STATED EXERCISE: Output the material below in full, exactly as it is.
++++
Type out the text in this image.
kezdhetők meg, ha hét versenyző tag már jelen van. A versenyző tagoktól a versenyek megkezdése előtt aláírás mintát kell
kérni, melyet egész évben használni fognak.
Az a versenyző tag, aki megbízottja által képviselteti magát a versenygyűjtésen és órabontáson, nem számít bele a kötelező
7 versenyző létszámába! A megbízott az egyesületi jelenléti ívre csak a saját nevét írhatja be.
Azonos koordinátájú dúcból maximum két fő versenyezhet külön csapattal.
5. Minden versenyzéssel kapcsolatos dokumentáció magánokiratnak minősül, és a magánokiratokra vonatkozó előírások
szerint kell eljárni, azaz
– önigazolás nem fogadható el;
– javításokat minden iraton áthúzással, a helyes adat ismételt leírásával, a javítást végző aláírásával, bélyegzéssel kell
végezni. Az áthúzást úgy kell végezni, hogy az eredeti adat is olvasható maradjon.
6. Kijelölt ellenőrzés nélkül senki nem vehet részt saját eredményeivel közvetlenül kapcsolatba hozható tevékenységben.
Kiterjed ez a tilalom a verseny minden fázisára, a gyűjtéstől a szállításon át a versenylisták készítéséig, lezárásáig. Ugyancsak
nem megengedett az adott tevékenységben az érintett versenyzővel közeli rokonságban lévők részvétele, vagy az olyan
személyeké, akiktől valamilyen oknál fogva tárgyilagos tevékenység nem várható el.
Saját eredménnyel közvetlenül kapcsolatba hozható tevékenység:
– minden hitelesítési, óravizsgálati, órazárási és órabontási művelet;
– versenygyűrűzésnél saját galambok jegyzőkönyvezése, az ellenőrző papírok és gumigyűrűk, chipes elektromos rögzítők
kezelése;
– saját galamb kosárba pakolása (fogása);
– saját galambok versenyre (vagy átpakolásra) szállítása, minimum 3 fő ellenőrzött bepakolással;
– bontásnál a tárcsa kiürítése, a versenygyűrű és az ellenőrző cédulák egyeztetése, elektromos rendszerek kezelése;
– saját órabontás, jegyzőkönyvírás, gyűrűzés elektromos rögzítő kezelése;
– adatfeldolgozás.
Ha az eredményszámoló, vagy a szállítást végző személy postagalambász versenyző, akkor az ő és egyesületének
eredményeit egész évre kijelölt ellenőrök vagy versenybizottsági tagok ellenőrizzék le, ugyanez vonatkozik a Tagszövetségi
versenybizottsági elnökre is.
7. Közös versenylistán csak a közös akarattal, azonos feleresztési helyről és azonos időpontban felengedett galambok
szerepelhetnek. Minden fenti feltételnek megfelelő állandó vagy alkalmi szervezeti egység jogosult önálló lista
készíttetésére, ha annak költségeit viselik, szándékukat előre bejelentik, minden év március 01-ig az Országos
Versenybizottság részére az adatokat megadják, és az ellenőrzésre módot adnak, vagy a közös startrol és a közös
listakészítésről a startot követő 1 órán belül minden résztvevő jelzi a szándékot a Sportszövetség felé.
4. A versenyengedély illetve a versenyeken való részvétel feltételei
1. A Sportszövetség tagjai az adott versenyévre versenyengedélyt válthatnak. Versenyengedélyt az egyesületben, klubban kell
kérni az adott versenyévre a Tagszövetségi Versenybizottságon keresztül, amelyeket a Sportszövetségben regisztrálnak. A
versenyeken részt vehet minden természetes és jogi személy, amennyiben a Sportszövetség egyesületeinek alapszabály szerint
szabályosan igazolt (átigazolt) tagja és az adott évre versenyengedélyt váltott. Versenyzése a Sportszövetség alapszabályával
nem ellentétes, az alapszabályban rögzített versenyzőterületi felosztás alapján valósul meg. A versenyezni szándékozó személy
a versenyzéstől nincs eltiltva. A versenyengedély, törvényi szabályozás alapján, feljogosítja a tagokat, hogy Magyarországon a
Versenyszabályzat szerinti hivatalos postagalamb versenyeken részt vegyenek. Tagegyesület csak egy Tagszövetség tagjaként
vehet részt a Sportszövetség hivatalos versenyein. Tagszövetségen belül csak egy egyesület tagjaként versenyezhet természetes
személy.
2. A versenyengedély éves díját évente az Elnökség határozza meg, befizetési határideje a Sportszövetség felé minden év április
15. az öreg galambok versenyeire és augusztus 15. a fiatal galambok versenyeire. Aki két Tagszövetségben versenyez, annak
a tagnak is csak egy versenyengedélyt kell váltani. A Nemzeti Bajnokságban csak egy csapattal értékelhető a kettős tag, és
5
++++
OUTPUT FOR THIS TASK:
Type out the text in this image.
kezdhetők meg, ha hét versenyző tag már jelen van. A versenyző tagoktól a versenyek megkezdése előtt aláírás mintát kell
kérni, melyet egész évben használni fognak.
Az a versenyző tag, aki megbízottja által képviselteti magát a versenygyűjtésen és órabontáson, nem számít bele a kötelező
7 versenyző létszámába! A megbízott az egyesületi jelenléti ívre csak a saját nevét írhatja be.
Azonos koordinátájú dúcból maximum két fő versenyezhet külön csapattal.
5. Minden versenyzéssel kapcsolatos dokumentáció magánokiratnak minősül, és a magánokiratokra vonatkozó előírások
szerint kell eljárni, azaz
– önigazolás nem fogadható el;
– javításokat minden iraton áthúzással, a helyes adat ismételt leírásával, a javítást végző aláírásával, bélyegzéssel kell
végezni. Az áthúzást úgy kell végezni, hogy az eredeti adat is olvasható maradjon.
6. Kijelölt ellenőrzés nélkül senki nem vehet részt saját eredményeivel közvetlenül kapcsolatba hozható tevékenységben.
Kiterjed ez a tilalom a verseny minden fázisára, a gyűjtéstől a szállításon át a versenylisták készítéséig, lezárásáig. Ugyancsak
nem megengedett az adott tevékenységben az érintett versenyzővel közeli rokonságban lévők részvétele, vagy az olyan
személyeké, akiktől valamilyen oknál fogva tárgyilagos tevékenység nem várható el.
Saját eredménnyel közvetlenül kapcsolatba hozható tevékenység:
– minden hitelesítési, óravizsgálati, órazárási és órabontási művelet;
– versenygyűrűzésnél saját galambok jegyzőkönyvezése, az ellenőrző papírok és gumigyűrűk, chipes elektromos rögzítők
kezelése;
– saját galamb kosárba pakolása (fogása);
– saját galambok versenyre (vagy átpakolásra) szállítása, minimum 3 fő ellenőrzött bepakolással;
– bontásnál a tárcsa kiürítése, a versenygyűrű és az ellenőrző cédulák egyeztetése, elektromos rendszerek kezelése;
– saját órabontás, jegyzőkönyvírás, gyűrűzés elektromos rögzítő kezelése;
– adatfeldolgozás.
Ha az eredményszámoló, vagy a szállítást végző személy postagalambász versenyző, akkor az ő és egyesületének
eredményeit egész évre kijelölt ellenőrök vagy versenybizottsági tagok ellenőrizzék le, ugyanez vonatkozik a Tagszövetségi
versenybizottsági elnökre is.
7. Közös versenylistán csak a közös akarattal, azonos feleresztési helyről és azonos időpontban felengedett galambok
szerepelhetnek. Minden fenti feltételnek megfelelő állandó vagy alkalmi szervezeti egység jogosult önálló lista
készíttetésére, ha annak költségeit viselik, szándékukat előre bejelentik, minden év március 01-ig az Országos
Versenybizottság részére az adatokat megadják, és az ellenőrzésre módot adnak, vagy a közös startrol és a közös
listakészítésről a startot követő 1 órán belül minden résztvevő jelzi a szándékot a Sportszövetség felé.
4. A versenyengedély illetve a versenyeken való részvétel feltételei
1. A Sportszövetség tagjai az adott versenyévre versenyengedélyt válthatnak. Versenyengedélyt az egyesületben, klubban kell
kérni az adott versenyévre a Tagszövetségi Versenybizottságon keresztül, amelyeket a Sportszövetségben regisztrálnak. A
versenyeken részt vehet minden természetes és jogi személy, amennyiben a Sportszövetség egyesületeinek alapszabály szerint
szabályosan igazolt (átigazolt) tagja és az adott évre versenyengedélyt váltott. Versenyzése a Sportszövetség alapszabályával
nem ellentétes, az alapszabályban rögzített versenyzőterületi felosztás alapján valósul meg. A versenyezni szándékozó személy
a versenyzéstől nincs eltiltva. A versenyengedély, törvényi szabályozás alapján, feljogosítja a tagokat, hogy Magyarországon a
Versenyszabályzat szerinti hivatalos postagalamb versenyeken részt vegyenek. Tagegyesület csak egy Tagszövetség tagjaként
vehet részt a Sportszövetség hivatalos versenyein. Tagszövetségen belül csak egy egyesület tagjaként versenyezhet természetes
személy.
2. A versenyengedély éves díját évente az Elnökség határozza meg, befizetési határideje a Sportszövetség felé minden év április
15. az öreg galambok versenyeire és augusztus 15. a fiatal galambok versenyeire. Aki két Tagszövetségben versenyez, annak
a tagnak is csak egy versenyengedélyt kell váltani. A Nemzeti Bajnokságban csak egy csapattal értékelhető a kettős tag, és
5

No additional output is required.